WRITTEN PROBLEM:
Return every one of the following rows verbatim, keeping each line unchanged and in its original order.

▬▬▬

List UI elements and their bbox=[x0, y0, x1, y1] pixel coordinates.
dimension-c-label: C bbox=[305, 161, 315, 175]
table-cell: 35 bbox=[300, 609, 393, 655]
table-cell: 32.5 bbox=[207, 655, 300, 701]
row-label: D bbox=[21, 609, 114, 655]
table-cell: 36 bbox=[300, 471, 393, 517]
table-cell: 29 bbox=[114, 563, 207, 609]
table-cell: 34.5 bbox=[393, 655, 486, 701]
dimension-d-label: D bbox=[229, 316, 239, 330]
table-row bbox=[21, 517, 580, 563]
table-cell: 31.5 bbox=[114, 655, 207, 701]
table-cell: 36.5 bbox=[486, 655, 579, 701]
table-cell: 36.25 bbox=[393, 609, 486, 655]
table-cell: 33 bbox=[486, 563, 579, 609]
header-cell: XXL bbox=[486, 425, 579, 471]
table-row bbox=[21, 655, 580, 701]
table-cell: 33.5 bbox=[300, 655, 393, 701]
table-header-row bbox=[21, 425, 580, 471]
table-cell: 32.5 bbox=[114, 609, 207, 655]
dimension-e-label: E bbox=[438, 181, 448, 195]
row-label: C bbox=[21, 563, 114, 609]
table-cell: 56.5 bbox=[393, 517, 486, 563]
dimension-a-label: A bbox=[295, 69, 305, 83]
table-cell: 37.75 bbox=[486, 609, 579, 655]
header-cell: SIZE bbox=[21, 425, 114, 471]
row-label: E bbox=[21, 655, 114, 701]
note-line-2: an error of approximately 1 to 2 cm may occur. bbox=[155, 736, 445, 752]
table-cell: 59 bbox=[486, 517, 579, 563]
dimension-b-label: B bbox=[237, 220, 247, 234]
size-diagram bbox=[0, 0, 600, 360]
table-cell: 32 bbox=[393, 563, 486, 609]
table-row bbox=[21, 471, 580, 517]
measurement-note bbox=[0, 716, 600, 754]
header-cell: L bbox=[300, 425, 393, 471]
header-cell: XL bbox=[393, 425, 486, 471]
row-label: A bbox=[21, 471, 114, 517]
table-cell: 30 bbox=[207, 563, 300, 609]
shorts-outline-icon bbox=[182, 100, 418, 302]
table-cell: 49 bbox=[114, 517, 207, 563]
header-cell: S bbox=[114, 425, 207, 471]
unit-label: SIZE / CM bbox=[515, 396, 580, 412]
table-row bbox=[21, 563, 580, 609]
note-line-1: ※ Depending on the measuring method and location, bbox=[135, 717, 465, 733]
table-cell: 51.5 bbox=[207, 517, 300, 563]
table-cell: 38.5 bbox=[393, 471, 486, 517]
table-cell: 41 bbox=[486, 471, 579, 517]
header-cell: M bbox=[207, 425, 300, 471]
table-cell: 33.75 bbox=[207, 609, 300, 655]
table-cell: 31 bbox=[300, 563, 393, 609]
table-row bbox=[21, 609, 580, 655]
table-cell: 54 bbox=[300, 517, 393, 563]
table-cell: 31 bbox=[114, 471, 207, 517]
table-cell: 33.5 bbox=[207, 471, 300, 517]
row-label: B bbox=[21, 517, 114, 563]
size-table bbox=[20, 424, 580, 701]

▬▬▬

SOLUTION:
List UI elements and their bbox=[x0, y0, x1, y1] pixel coordinates.
dimension-c-label: C bbox=[305, 161, 315, 175]
table-cell: 35 bbox=[300, 609, 393, 655]
table-cell: 32.5 bbox=[207, 655, 300, 701]
row-label: D bbox=[21, 609, 114, 655]
table-cell: 36 bbox=[300, 471, 393, 517]
table-cell: 29 bbox=[114, 563, 207, 609]
table-cell: 34.5 bbox=[393, 655, 486, 701]
dimension-d-label: D bbox=[229, 316, 239, 330]
table-row bbox=[21, 517, 580, 563]
table-cell: 31.5 bbox=[114, 655, 207, 701]
table-cell: 36.5 bbox=[486, 655, 579, 701]
table-cell: 36.25 bbox=[393, 609, 486, 655]
table-cell: 33 bbox=[486, 563, 579, 609]
header-cell: XXL bbox=[486, 425, 579, 471]
table-row bbox=[21, 655, 580, 701]
table-cell: 33.5 bbox=[300, 655, 393, 701]
table-header-row bbox=[21, 425, 580, 471]
table-cell: 32.5 bbox=[114, 609, 207, 655]
dimension-e-label: E bbox=[438, 181, 448, 195]
row-label: C bbox=[21, 563, 114, 609]
table-cell: 56.5 bbox=[393, 517, 486, 563]
dimension-a-label: A bbox=[295, 69, 305, 83]
table-cell: 37.75 bbox=[486, 609, 579, 655]
header-cell: SIZE bbox=[21, 425, 114, 471]
row-label: E bbox=[21, 655, 114, 701]
note-line-2: an error of approximately 1 to 2 cm may occur. bbox=[155, 736, 445, 752]
table-cell: 59 bbox=[486, 517, 579, 563]
dimension-b-label: B bbox=[237, 220, 247, 234]
size-diagram bbox=[0, 0, 600, 360]
table-cell: 32 bbox=[393, 563, 486, 609]
table-row bbox=[21, 471, 580, 517]
measurement-note bbox=[0, 716, 600, 754]
header-cell: L bbox=[300, 425, 393, 471]
header-cell: XL bbox=[393, 425, 486, 471]
row-label: A bbox=[21, 471, 114, 517]
table-cell: 30 bbox=[207, 563, 300, 609]
shorts-outline-icon bbox=[182, 100, 418, 302]
table-cell: 49 bbox=[114, 517, 207, 563]
header-cell: S bbox=[114, 425, 207, 471]
unit-label: SIZE / CM bbox=[515, 396, 580, 412]
table-row bbox=[21, 563, 580, 609]
note-line-1: ※ Depending on the measuring method and location, bbox=[135, 717, 465, 733]
table-cell: 51.5 bbox=[207, 517, 300, 563]
table-cell: 38.5 bbox=[393, 471, 486, 517]
table-cell: 41 bbox=[486, 471, 579, 517]
header-cell: M bbox=[207, 425, 300, 471]
table-cell: 33.75 bbox=[207, 609, 300, 655]
table-cell: 31 bbox=[300, 563, 393, 609]
table-row bbox=[21, 609, 580, 655]
table-cell: 54 bbox=[300, 517, 393, 563]
table-cell: 31 bbox=[114, 471, 207, 517]
table-cell: 33.5 bbox=[207, 471, 300, 517]
row-label: B bbox=[21, 517, 114, 563]
size-table bbox=[20, 424, 580, 701]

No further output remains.